= Exercise aim =
Scan the entries below and extract each line with the word "Comparer" in it.

= Data entries =
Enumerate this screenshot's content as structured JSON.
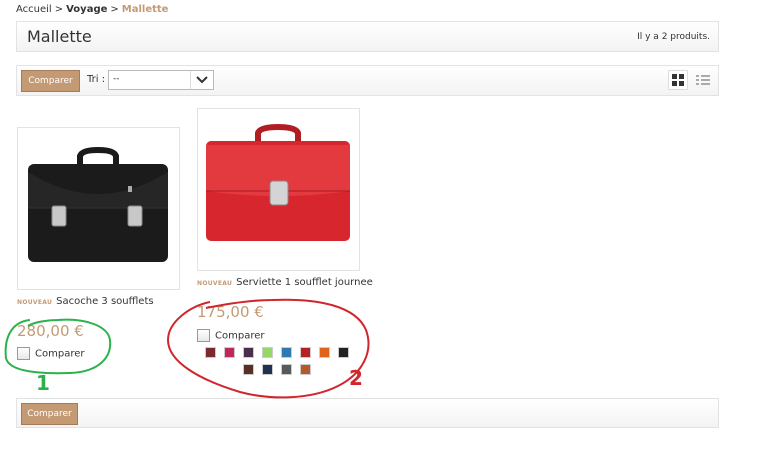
{
  "breadcrumb": {
    "home": "Accueil",
    "separator": ">",
    "category": "Voyage",
    "current": "Mallette"
  },
  "header": {
    "title": "Mallette",
    "product_count": "Il y a 2 produits."
  },
  "toolbar": {
    "compare_label": "Comparer",
    "sort_label": "Tri :",
    "sort_value": "--",
    "views": [
      "grid-view-icon",
      "list-view-icon"
    ],
    "active_view": "grid"
  },
  "products": [
    {
      "badge": "NOUVEAU",
      "name": "Sacoche 3 soufflets",
      "price": "280,00 €",
      "compare_label": "Comparer",
      "image_icon": "black-briefcase-image"
    },
    {
      "badge": "NOUVEAU",
      "name": "Serviette 1 soufflet journee",
      "price": "175,00 €",
      "compare_label": "Comparer",
      "image_icon": "red-briefcase-image",
      "swatches": [
        "#7a2b2f",
        "#c0275a",
        "#4a2f4a",
        "#99d66a",
        "#2f79b0",
        "#b52025",
        "#e0621c",
        "#222222",
        "#5a3025",
        "#233150",
        "#555a5f",
        "#b45a2b"
      ]
    }
  ],
  "footer": {
    "compare_label": "Comparer"
  },
  "annotations": [
    {
      "label": "1",
      "color": "#2bb24c"
    },
    {
      "label": "2",
      "color": "#d0262d"
    }
  ],
  "colors": {
    "accent": "#c39a74",
    "annotation_green": "#2bb24c",
    "annotation_red": "#d0262d"
  }
}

= Response to the task =
    "compare_label": "Comparer",
      "compare_label": "Comparer",
      "compare_label": "Comparer",
    "compare_label": "Comparer"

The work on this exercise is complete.